>> START Data records
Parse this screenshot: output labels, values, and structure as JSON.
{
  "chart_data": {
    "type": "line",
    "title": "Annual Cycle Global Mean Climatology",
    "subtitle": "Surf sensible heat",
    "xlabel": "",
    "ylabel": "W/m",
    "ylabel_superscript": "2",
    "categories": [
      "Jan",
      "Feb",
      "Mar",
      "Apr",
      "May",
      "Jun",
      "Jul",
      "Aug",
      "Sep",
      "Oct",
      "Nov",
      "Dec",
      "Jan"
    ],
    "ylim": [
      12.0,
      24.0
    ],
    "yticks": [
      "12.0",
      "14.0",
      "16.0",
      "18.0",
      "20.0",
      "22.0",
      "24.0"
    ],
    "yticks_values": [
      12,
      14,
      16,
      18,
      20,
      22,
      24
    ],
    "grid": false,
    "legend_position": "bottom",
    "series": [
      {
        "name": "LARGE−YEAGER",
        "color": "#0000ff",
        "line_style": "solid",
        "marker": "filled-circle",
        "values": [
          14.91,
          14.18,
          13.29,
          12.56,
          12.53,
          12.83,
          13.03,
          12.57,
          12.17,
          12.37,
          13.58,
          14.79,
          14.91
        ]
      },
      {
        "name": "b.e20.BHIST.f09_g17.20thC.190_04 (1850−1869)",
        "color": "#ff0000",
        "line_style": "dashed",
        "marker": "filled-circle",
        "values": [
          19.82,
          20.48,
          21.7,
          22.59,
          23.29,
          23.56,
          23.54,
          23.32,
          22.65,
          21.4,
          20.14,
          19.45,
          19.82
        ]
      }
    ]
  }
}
>> END Data records
Short problem :: Can you restate every record above word for word?

Task solution ::
Parse this screenshot: output labels, values, and structure as JSON.
{
  "chart_data": {
    "type": "line",
    "title": "Annual Cycle Global Mean Climatology",
    "subtitle": "Surf sensible heat",
    "xlabel": "",
    "ylabel": "W/m",
    "ylabel_superscript": "2",
    "categories": [
      "Jan",
      "Feb",
      "Mar",
      "Apr",
      "May",
      "Jun",
      "Jul",
      "Aug",
      "Sep",
      "Oct",
      "Nov",
      "Dec",
      "Jan"
    ],
    "ylim": [
      12.0,
      24.0
    ],
    "yticks": [
      "12.0",
      "14.0",
      "16.0",
      "18.0",
      "20.0",
      "22.0",
      "24.0"
    ],
    "yticks_values": [
      12,
      14,
      16,
      18,
      20,
      22,
      24
    ],
    "grid": false,
    "legend_position": "bottom",
    "series": [
      {
        "name": "LARGE−YEAGER",
        "color": "#0000ff",
        "line_style": "solid",
        "marker": "filled-circle",
        "values": [
          14.91,
          14.18,
          13.29,
          12.56,
          12.53,
          12.83,
          13.03,
          12.57,
          12.17,
          12.37,
          13.58,
          14.79,
          14.91
        ]
      },
      {
        "name": "b.e20.BHIST.f09_g17.20thC.190_04 (1850−1869)",
        "color": "#ff0000",
        "line_style": "dashed",
        "marker": "filled-circle",
        "values": [
          19.82,
          20.48,
          21.7,
          22.59,
          23.29,
          23.56,
          23.54,
          23.32,
          22.65,
          21.4,
          20.14,
          19.45,
          19.82
        ]
      }
    ]
  }
}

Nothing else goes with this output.